───── Task material

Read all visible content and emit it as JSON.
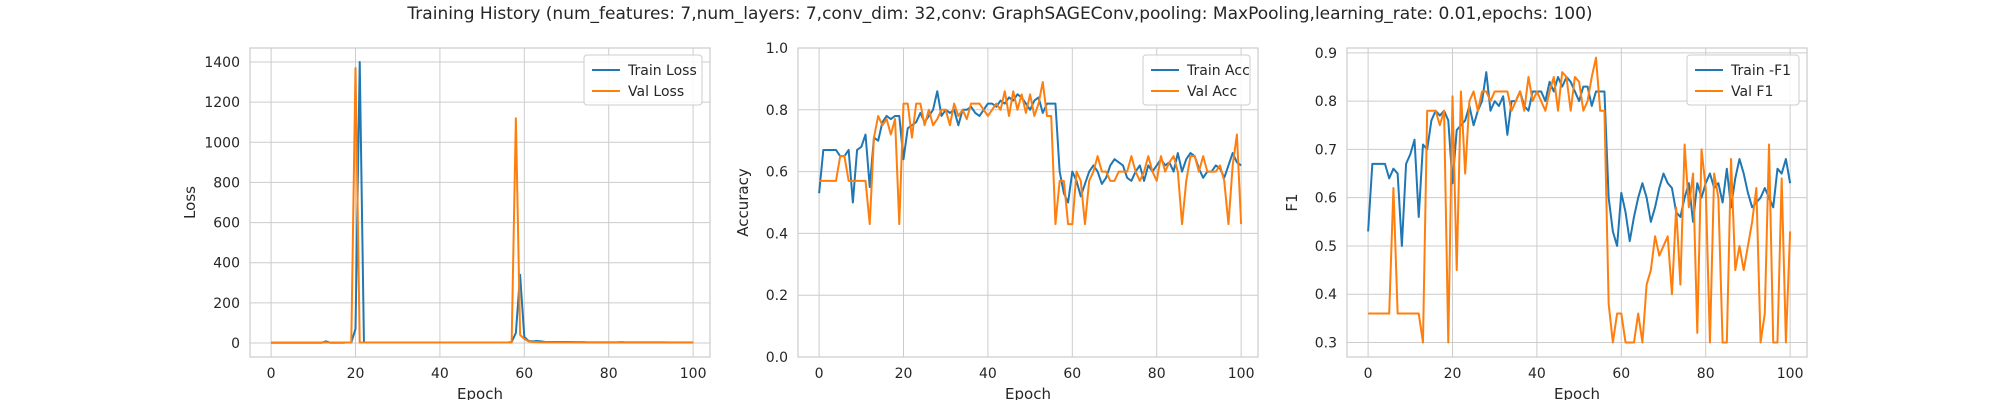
{
  "suptitle": "Training History (num_features: 7,num_layers: 7,conv_dim: 32,conv: GraphSAGEConv,pooling: MaxPooling,learning_rate: 0.01,epochs: 100)",
  "colors": {
    "series1": "#1f77b4",
    "series2": "#ff7f0e",
    "grid": "#cccccc",
    "frame": "#cccccc"
  },
  "chart_data": [
    {
      "type": "line",
      "xlabel": "Epoch",
      "ylabel": "Loss",
      "xlim": [
        -5,
        104
      ],
      "ylim": [
        -70,
        1470
      ],
      "xticks": [
        0,
        20,
        40,
        60,
        80,
        100
      ],
      "yticks": [
        0,
        200,
        400,
        600,
        800,
        1000,
        1200,
        1400
      ],
      "grid": true,
      "legend": "top-right",
      "x": [
        0,
        1,
        2,
        3,
        4,
        5,
        6,
        7,
        8,
        9,
        10,
        11,
        12,
        13,
        14,
        15,
        16,
        17,
        18,
        19,
        20,
        21,
        22,
        23,
        24,
        25,
        26,
        27,
        28,
        29,
        30,
        31,
        32,
        33,
        34,
        35,
        36,
        37,
        38,
        39,
        40,
        41,
        42,
        43,
        44,
        45,
        46,
        47,
        48,
        49,
        50,
        51,
        52,
        53,
        54,
        55,
        56,
        57,
        58,
        59,
        60,
        61,
        62,
        63,
        64,
        65,
        66,
        67,
        68,
        69,
        70,
        71,
        72,
        73,
        74,
        75,
        76,
        77,
        78,
        79,
        80,
        81,
        82,
        83,
        84,
        85,
        86,
        87,
        88,
        89,
        90,
        91,
        92,
        93,
        94,
        95,
        96,
        97,
        98,
        99,
        100
      ],
      "series": [
        {
          "name": "Train Loss",
          "values": [
            1,
            1,
            1,
            1,
            1,
            1,
            1,
            1,
            1,
            1,
            1,
            1,
            1,
            8,
            1,
            1,
            1,
            1,
            2,
            2,
            70,
            1400,
            3,
            2,
            2,
            2,
            2,
            2,
            2,
            2,
            2,
            2,
            2,
            2,
            2,
            2,
            2,
            2,
            2,
            2,
            2,
            2,
            2,
            2,
            2,
            2,
            2,
            2,
            2,
            2,
            2,
            2,
            2,
            2,
            2,
            2,
            2,
            5,
            50,
            340,
            30,
            10,
            8,
            10,
            8,
            5,
            5,
            5,
            5,
            5,
            5,
            5,
            4,
            4,
            4,
            3,
            3,
            3,
            3,
            3,
            3,
            3,
            3,
            4,
            3,
            3,
            3,
            3,
            3,
            3,
            3,
            3,
            3,
            3,
            2,
            2,
            2,
            2,
            2,
            2,
            2
          ]
        },
        {
          "name": "Val Loss",
          "values": [
            2,
            2,
            2,
            2,
            2,
            2,
            2,
            2,
            2,
            2,
            2,
            2,
            2,
            3,
            2,
            2,
            2,
            2,
            2,
            2,
            1370,
            2,
            2,
            2,
            2,
            2,
            2,
            2,
            2,
            2,
            2,
            2,
            2,
            2,
            2,
            2,
            2,
            2,
            2,
            2,
            2,
            2,
            2,
            2,
            2,
            2,
            2,
            2,
            2,
            2,
            2,
            2,
            2,
            2,
            2,
            2,
            2,
            2,
            1120,
            40,
            20,
            8,
            5,
            5,
            3,
            3,
            3,
            3,
            3,
            3,
            3,
            3,
            3,
            3,
            3,
            3,
            3,
            3,
            3,
            3,
            3,
            3,
            3,
            3,
            3,
            3,
            3,
            3,
            3,
            3,
            3,
            3,
            3,
            3,
            3,
            3,
            3,
            3,
            3,
            3,
            3
          ]
        }
      ]
    },
    {
      "type": "line",
      "xlabel": "Epoch",
      "ylabel": "Accuracy",
      "xlim": [
        -5,
        104
      ],
      "ylim": [
        0,
        1.0
      ],
      "xticks": [
        0,
        20,
        40,
        60,
        80,
        100
      ],
      "yticks": [
        0.0,
        0.2,
        0.4,
        0.6,
        0.8,
        1.0
      ],
      "ytick_decimals": 1,
      "grid": true,
      "legend": "top-right",
      "x": [
        0,
        1,
        2,
        3,
        4,
        5,
        6,
        7,
        8,
        9,
        10,
        11,
        12,
        13,
        14,
        15,
        16,
        17,
        18,
        19,
        20,
        21,
        22,
        23,
        24,
        25,
        26,
        27,
        28,
        29,
        30,
        31,
        32,
        33,
        34,
        35,
        36,
        37,
        38,
        39,
        40,
        41,
        42,
        43,
        44,
        45,
        46,
        47,
        48,
        49,
        50,
        51,
        52,
        53,
        54,
        55,
        56,
        57,
        58,
        59,
        60,
        61,
        62,
        63,
        64,
        65,
        66,
        67,
        68,
        69,
        70,
        71,
        72,
        73,
        74,
        75,
        76,
        77,
        78,
        79,
        80,
        81,
        82,
        83,
        84,
        85,
        86,
        87,
        88,
        89,
        90,
        91,
        92,
        93,
        94,
        95,
        96,
        97,
        98,
        99,
        100
      ],
      "series": [
        {
          "name": "Train Acc",
          "values": [
            0.53,
            0.67,
            0.67,
            0.67,
            0.67,
            0.65,
            0.65,
            0.67,
            0.5,
            0.67,
            0.68,
            0.72,
            0.55,
            0.71,
            0.7,
            0.76,
            0.78,
            0.77,
            0.78,
            0.78,
            0.64,
            0.74,
            0.75,
            0.76,
            0.79,
            0.76,
            0.78,
            0.8,
            0.86,
            0.78,
            0.8,
            0.79,
            0.8,
            0.75,
            0.8,
            0.8,
            0.81,
            0.79,
            0.78,
            0.8,
            0.82,
            0.82,
            0.81,
            0.83,
            0.82,
            0.84,
            0.83,
            0.85,
            0.84,
            0.82,
            0.8,
            0.83,
            0.84,
            0.79,
            0.82,
            0.82,
            0.82,
            0.6,
            0.53,
            0.5,
            0.6,
            0.57,
            0.52,
            0.56,
            0.6,
            0.62,
            0.6,
            0.56,
            0.58,
            0.62,
            0.64,
            0.63,
            0.62,
            0.58,
            0.57,
            0.6,
            0.62,
            0.57,
            0.62,
            0.6,
            0.62,
            0.64,
            0.62,
            0.63,
            0.6,
            0.66,
            0.6,
            0.64,
            0.66,
            0.65,
            0.61,
            0.58,
            0.6,
            0.6,
            0.62,
            0.61,
            0.58,
            0.62,
            0.66,
            0.63,
            0.62
          ]
        },
        {
          "name": "Val Acc",
          "values": [
            0.57,
            0.57,
            0.57,
            0.57,
            0.57,
            0.65,
            0.65,
            0.57,
            0.57,
            0.57,
            0.57,
            0.57,
            0.43,
            0.71,
            0.78,
            0.75,
            0.77,
            0.72,
            0.77,
            0.43,
            0.82,
            0.82,
            0.71,
            0.82,
            0.82,
            0.75,
            0.8,
            0.75,
            0.77,
            0.8,
            0.8,
            0.75,
            0.82,
            0.78,
            0.8,
            0.77,
            0.82,
            0.82,
            0.82,
            0.8,
            0.78,
            0.8,
            0.82,
            0.8,
            0.86,
            0.78,
            0.86,
            0.8,
            0.85,
            0.79,
            0.85,
            0.78,
            0.82,
            0.89,
            0.78,
            0.78,
            0.43,
            0.57,
            0.57,
            0.43,
            0.43,
            0.6,
            0.57,
            0.43,
            0.57,
            0.6,
            0.65,
            0.6,
            0.6,
            0.57,
            0.57,
            0.6,
            0.6,
            0.6,
            0.65,
            0.6,
            0.57,
            0.6,
            0.65,
            0.6,
            0.57,
            0.65,
            0.6,
            0.63,
            0.65,
            0.6,
            0.43,
            0.57,
            0.65,
            0.65,
            0.6,
            0.65,
            0.6,
            0.6,
            0.6,
            0.62,
            0.57,
            0.43,
            0.62,
            0.72,
            0.43
          ]
        }
      ]
    },
    {
      "type": "line",
      "xlabel": "Epoch",
      "ylabel": "F1",
      "xlim": [
        -5,
        104
      ],
      "ylim": [
        0.27,
        0.91
      ],
      "xticks": [
        0,
        20,
        40,
        60,
        80,
        100
      ],
      "yticks": [
        0.3,
        0.4,
        0.5,
        0.6,
        0.7,
        0.8,
        0.9
      ],
      "ytick_decimals": 1,
      "grid": true,
      "legend": "top-right",
      "x": [
        0,
        1,
        2,
        3,
        4,
        5,
        6,
        7,
        8,
        9,
        10,
        11,
        12,
        13,
        14,
        15,
        16,
        17,
        18,
        19,
        20,
        21,
        22,
        23,
        24,
        25,
        26,
        27,
        28,
        29,
        30,
        31,
        32,
        33,
        34,
        35,
        36,
        37,
        38,
        39,
        40,
        41,
        42,
        43,
        44,
        45,
        46,
        47,
        48,
        49,
        50,
        51,
        52,
        53,
        54,
        55,
        56,
        57,
        58,
        59,
        60,
        61,
        62,
        63,
        64,
        65,
        66,
        67,
        68,
        69,
        70,
        71,
        72,
        73,
        74,
        75,
        76,
        77,
        78,
        79,
        80,
        81,
        82,
        83,
        84,
        85,
        86,
        87,
        88,
        89,
        90,
        91,
        92,
        93,
        94,
        95,
        96,
        97,
        98,
        99,
        100
      ],
      "series": [
        {
          "name": "Train -F1",
          "values": [
            0.53,
            0.67,
            0.67,
            0.67,
            0.67,
            0.64,
            0.66,
            0.65,
            0.5,
            0.67,
            0.69,
            0.72,
            0.56,
            0.71,
            0.7,
            0.76,
            0.78,
            0.77,
            0.78,
            0.76,
            0.63,
            0.74,
            0.75,
            0.76,
            0.79,
            0.75,
            0.78,
            0.8,
            0.86,
            0.78,
            0.8,
            0.79,
            0.81,
            0.73,
            0.8,
            0.8,
            0.82,
            0.79,
            0.78,
            0.82,
            0.82,
            0.82,
            0.8,
            0.84,
            0.82,
            0.85,
            0.83,
            0.85,
            0.84,
            0.82,
            0.8,
            0.83,
            0.83,
            0.79,
            0.82,
            0.82,
            0.82,
            0.6,
            0.53,
            0.5,
            0.61,
            0.57,
            0.51,
            0.56,
            0.6,
            0.63,
            0.6,
            0.55,
            0.58,
            0.62,
            0.65,
            0.63,
            0.62,
            0.57,
            0.56,
            0.6,
            0.63,
            0.55,
            0.63,
            0.6,
            0.63,
            0.65,
            0.62,
            0.63,
            0.59,
            0.66,
            0.58,
            0.64,
            0.68,
            0.65,
            0.61,
            0.58,
            0.59,
            0.6,
            0.62,
            0.6,
            0.58,
            0.66,
            0.65,
            0.68,
            0.63
          ]
        },
        {
          "name": "Val F1",
          "values": [
            0.36,
            0.36,
            0.36,
            0.36,
            0.36,
            0.36,
            0.62,
            0.36,
            0.36,
            0.36,
            0.36,
            0.36,
            0.36,
            0.3,
            0.78,
            0.78,
            0.78,
            0.75,
            0.78,
            0.3,
            0.81,
            0.45,
            0.82,
            0.65,
            0.8,
            0.82,
            0.78,
            0.82,
            0.82,
            0.8,
            0.82,
            0.82,
            0.82,
            0.82,
            0.78,
            0.8,
            0.82,
            0.78,
            0.85,
            0.8,
            0.82,
            0.8,
            0.78,
            0.82,
            0.85,
            0.78,
            0.86,
            0.85,
            0.78,
            0.85,
            0.84,
            0.78,
            0.8,
            0.85,
            0.89,
            0.78,
            0.78,
            0.38,
            0.3,
            0.36,
            0.36,
            0.3,
            0.3,
            0.3,
            0.36,
            0.3,
            0.42,
            0.45,
            0.52,
            0.48,
            0.5,
            0.52,
            0.4,
            0.58,
            0.42,
            0.71,
            0.58,
            0.65,
            0.32,
            0.7,
            0.62,
            0.3,
            0.65,
            0.6,
            0.3,
            0.3,
            0.68,
            0.45,
            0.5,
            0.45,
            0.5,
            0.55,
            0.62,
            0.3,
            0.36,
            0.71,
            0.3,
            0.3,
            0.64,
            0.3,
            0.53
          ]
        }
      ]
    }
  ]
}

──────────

Task: Copy out each line of the material that holds the word "ylabel".

Exercise output:
      "ylabel": "Loss",
      "ylabel": "Accuracy",
      "ylabel": "F1",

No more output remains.